## GIVEN INSTRUCTION
From the entries below, copy every line that holds the word "Hochfeldstr".
>> BEGIN DATASET ENTRIES
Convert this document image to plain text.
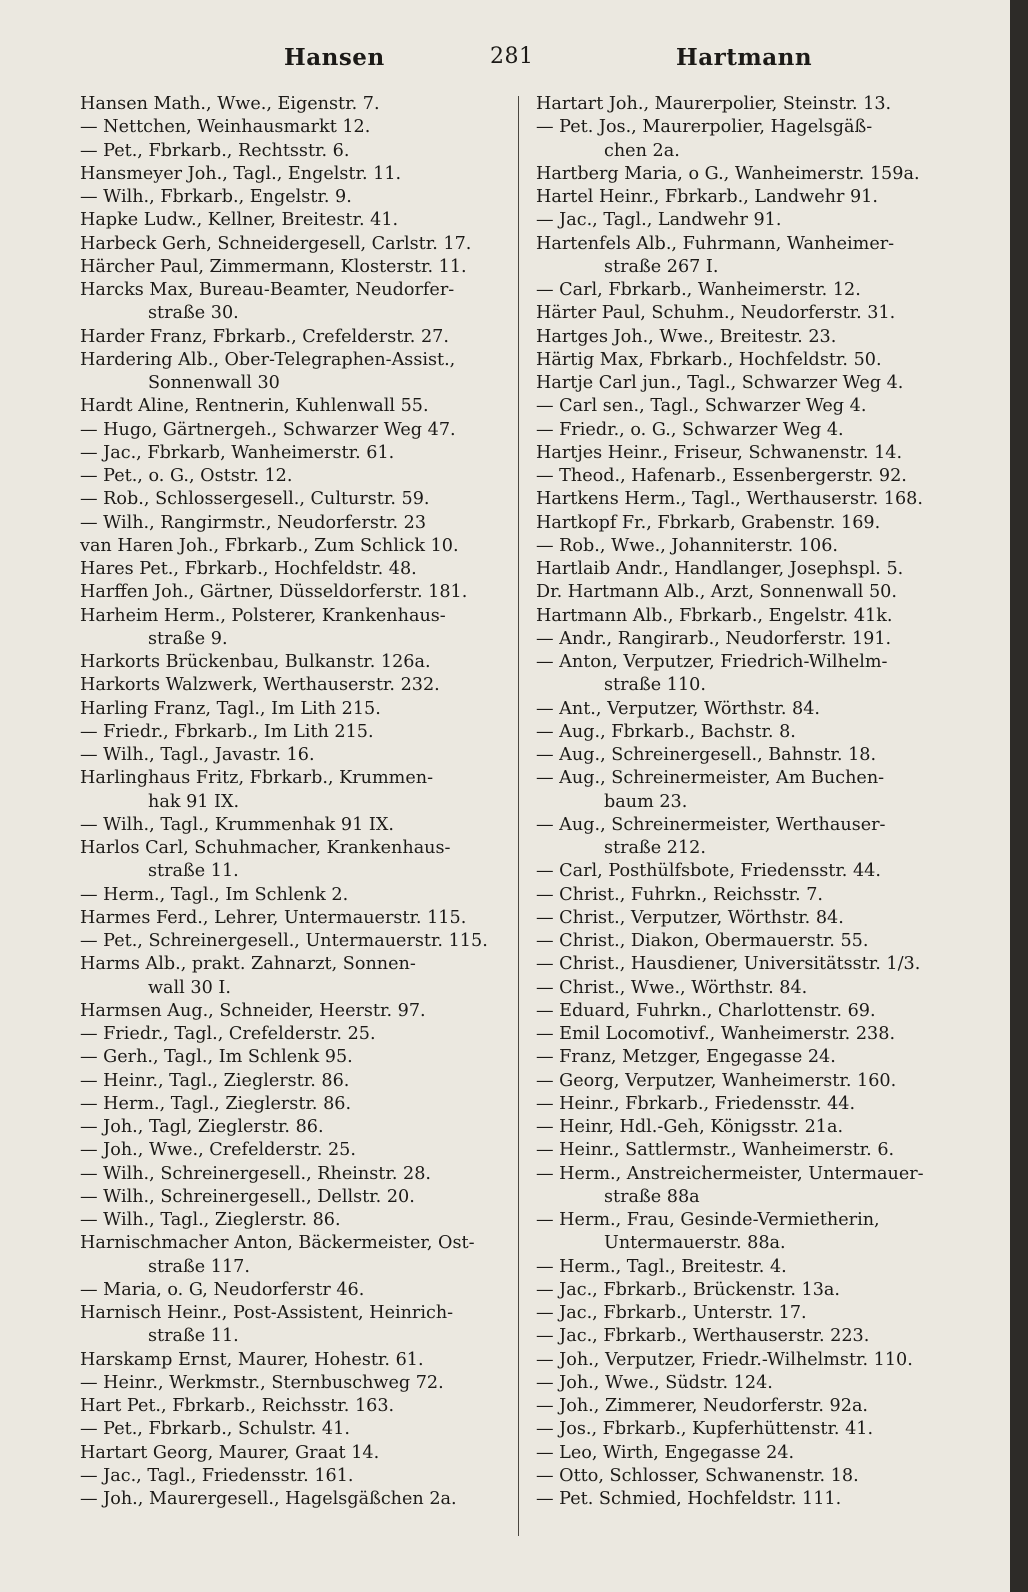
Hansen	281	Hartmann
Hansen Math., Wwe., Eigenstr. 7.
— Nettchen, Weinhausmarkt 12.
— Pet., Fbrkarb., Rechtsstr. 6.
Hansmeyer Joh., Tagl., Engelstr. 11.
— Wilh., Fbrkarb., Engelstr. 9.
Hapke Ludw., Kellner, Breitestr. 41.
Harbeck Gerh, Schneidergesell, Carlstr. 17.
Härcher Paul, Zimmermann, Klosterstr. 11.
Harcks Max, Bureau-Beamter, Neudorfer-
straße 30.
Harder Franz, Fbrkarb., Crefelderstr. 27.
Hardering Alb., Ober-Telegraphen-Assist.,
Sonnenwall 30
Hardt Aline, Rentnerin, Kuhlenwall 55.
— Hugo, Gärtnergeh., Schwarzer Weg 47.
— Jac., Fbrkarb, Wanheimerstr. 61.
— Pet., o. G., Oststr. 12.
— Rob., Schlossergesell., Culturstr. 59.
— Wilh., Rangirmstr., Neudorferstr. 23
van Haren Joh., Fbrkarb., Zum Schlick 10.
Hares Pet., Fbrkarb., Hochfeldstr. 48.
Harffen Joh., Gärtner, Düsseldorferstr. 181.
Harheim Herm., Polsterer, Krankenhaus-
straße 9.
Harkorts Brückenbau, Bulkanstr. 126a.
Harkorts Walzwerk, Werthauserstr. 232.
Harling Franz, Tagl., Im Lith 215.
— Friedr., Fbrkarb., Im Lith 215.
— Wilh., Tagl., Javastr. 16.
Harlinghaus Fritz, Fbrkarb., Krummen-
hak 91 IX.
— Wilh., Tagl., Krummenhak 91 IX.
Harlos Carl, Schuhmacher, Krankenhaus-
straße 11.
— Herm., Tagl., Im Schlenk 2.
Harmes Ferd., Lehrer, Untermauerstr. 115.
— Pet., Schreinergesell., Untermauerstr. 115.
Harms Alb., prakt. Zahnarzt, Sonnen-
wall 30 I.
Harmsen Aug., Schneider, Heerstr. 97.
— Friedr., Tagl., Crefelderstr. 25.
— Gerh., Tagl., Im Schlenk 95.
— Heinr., Tagl., Zieglerstr. 86.
— Herm., Tagl., Zieglerstr. 86.
— Joh., Tagl, Zieglerstr. 86.
— Joh., Wwe., Crefelderstr. 25.
— Wilh., Schreinergesell., Rheinstr. 28.
— Wilh., Schreinergesell., Dellstr. 20.
— Wilh., Tagl., Zieglerstr. 86.
Harnischmacher Anton, Bäckermeister, Ost-
straße 117.
— Maria, o. G, Neudorferstr 46.
Harnisch Heinr., Post-Assistent, Heinrich-
straße 11.
Harskamp Ernst, Maurer, Hohestr. 61.
— Heinr., Werkmstr., Sternbuschweg 72.
Hart Pet., Fbrkarb., Reichsstr. 163.
— Pet., Fbrkarb., Schulstr. 41.
Hartart Georg, Maurer, Graat 14.
— Jac., Tagl., Friedensstr. 161.
— Joh., Maurergesell., Hagelsgäßchen 2a.
Hartart Joh., Maurerpolier, Steinstr. 13.
— Pet. Jos., Maurerpolier, Hagelsgäß-
chen 2a.
Hartberg Maria, o G., Wanheimerstr. 159a.
Hartel Heinr., Fbrkarb., Landwehr 91.
— Jac., Tagl., Landwehr 91.
Hartenfels Alb., Fuhrmann, Wanheimer-
straße 267 I.
— Carl, Fbrkarb., Wanheimerstr. 12.
Härter Paul, Schuhm., Neudorferstr. 31.
Hartges Joh., Wwe., Breitestr. 23.
Härtig Max, Fbrkarb., Hochfeldstr. 50.
Hartje Carl jun., Tagl., Schwarzer Weg 4.
— Carl sen., Tagl., Schwarzer Weg 4.
— Friedr., o. G., Schwarzer Weg 4.
Hartjes Heinr., Friseur, Schwanenstr. 14.
— Theod., Hafenarb., Essenbergerstr. 92.
Hartkens Herm., Tagl., Werthauserstr. 168.
Hartkopf Fr., Fbrkarb, Grabenstr. 169.
— Rob., Wwe., Johanniterstr. 106.
Hartlaib Andr., Handlanger, Josephspl. 5.
Dr. Hartmann Alb., Arzt, Sonnenwall 50.
Hartmann Alb., Fbrkarb., Engelstr. 41k.
— Andr., Rangirarb., Neudorferstr. 191.
— Anton, Verputzer, Friedrich-Wilhelm-
straße 110.
— Ant., Verputzer, Wörthstr. 84.
— Aug., Fbrkarb., Bachstr. 8.
— Aug., Schreinergesell., Bahnstr. 18.
— Aug., Schreinermeister, Am Buchen-
baum 23.
— Aug., Schreinermeister, Werthauser-
straße 212.
— Carl, Posthülfsbote, Friedensstr. 44.
— Christ., Fuhrkn., Reichsstr. 7.
— Christ., Verputzer, Wörthstr. 84.
— Christ., Diakon, Obermauerstr. 55.
— Christ., Hausdiener, Universitätsstr. 1/3.
— Christ., Wwe., Wörthstr. 84.
— Eduard, Fuhrkn., Charlottenstr. 69.
— Emil Locomotivf., Wanheimerstr. 238.
— Franz, Metzger, Engegasse 24.
— Georg, Verputzer, Wanheimerstr. 160.
— Heinr., Fbrkarb., Friedensstr. 44.
— Heinr, Hdl.-Geh, Königsstr. 21a.
— Heinr., Sattlermstr., Wanheimerstr. 6.
— Herm., Anstreichermeister, Untermauer-
straße 88a
— Herm., Frau, Gesinde-Vermietherin,
Untermauerstr. 88a.
— Herm., Tagl., Breitestr. 4.
— Jac., Fbrkarb., Brückenstr. 13a.
— Jac., Fbrkarb., Unterstr. 17.
— Jac., Fbrkarb., Werthauserstr. 223.
— Joh., Verputzer, Friedr.-Wilhelmstr. 110.
— Joh., Wwe., Südstr. 124.
— Joh., Zimmerer, Neudorferstr. 92a.
— Jos., Fbrkarb., Kupferhüttenstr. 41.
— Leo, Wirth, Engegasse 24.
— Otto, Schlosser, Schwanenstr. 18.
— Pet. Schmied, Hochfeldstr. 111.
>> END DATASET ENTRIES
## EXERCISE RESPONSE
Hares Pet., Fbrkarb., Hochfeldstr. 48.
Härtig Max, Fbrkarb., Hochfeldstr. 50.
— Pet. Schmied, Hochfeldstr. 111.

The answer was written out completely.